# Data for this task start
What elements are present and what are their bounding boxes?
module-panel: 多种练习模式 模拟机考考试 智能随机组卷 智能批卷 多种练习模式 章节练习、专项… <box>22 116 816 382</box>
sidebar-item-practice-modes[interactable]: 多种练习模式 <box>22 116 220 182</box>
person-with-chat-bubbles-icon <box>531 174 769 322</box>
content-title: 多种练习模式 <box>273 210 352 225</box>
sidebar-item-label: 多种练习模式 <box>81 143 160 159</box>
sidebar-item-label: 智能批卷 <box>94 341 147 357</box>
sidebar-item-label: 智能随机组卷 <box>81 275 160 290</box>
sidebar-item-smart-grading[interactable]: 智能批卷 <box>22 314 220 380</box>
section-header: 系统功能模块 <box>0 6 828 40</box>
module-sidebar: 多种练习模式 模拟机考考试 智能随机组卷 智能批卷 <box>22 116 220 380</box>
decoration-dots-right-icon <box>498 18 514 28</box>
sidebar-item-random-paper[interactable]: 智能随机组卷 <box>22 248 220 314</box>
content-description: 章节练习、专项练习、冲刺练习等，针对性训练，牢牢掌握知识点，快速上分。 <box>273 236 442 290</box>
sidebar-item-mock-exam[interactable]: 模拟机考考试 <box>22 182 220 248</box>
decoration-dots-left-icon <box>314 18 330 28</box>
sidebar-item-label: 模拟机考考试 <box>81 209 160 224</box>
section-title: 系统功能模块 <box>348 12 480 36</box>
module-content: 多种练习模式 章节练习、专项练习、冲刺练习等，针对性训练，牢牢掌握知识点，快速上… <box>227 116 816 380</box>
# Data for this task end
Exercise aim → Rewrite the records from the start up to and including the line that contains "sidebar-item-label: 智能随机组卷 <box>81", swapping "person-with-chat-bubbles-icon" for "person-with-speech-bubbles-icon" and leaving everything else unchanged.

Response below →
What elements are present and what are their bounding boxes?
module-panel: 多种练习模式 模拟机考考试 智能随机组卷 智能批卷 多种练习模式 章节练习、专项… <box>22 116 816 382</box>
sidebar-item-practice-modes[interactable]: 多种练习模式 <box>22 116 220 182</box>
person-with-speech-bubbles-icon <box>531 174 769 322</box>
content-title: 多种练习模式 <box>273 210 352 225</box>
sidebar-item-label: 多种练习模式 <box>81 143 160 159</box>
sidebar-item-label: 智能批卷 <box>94 341 147 357</box>
sidebar-item-label: 智能随机组卷 <box>81 275 160 290</box>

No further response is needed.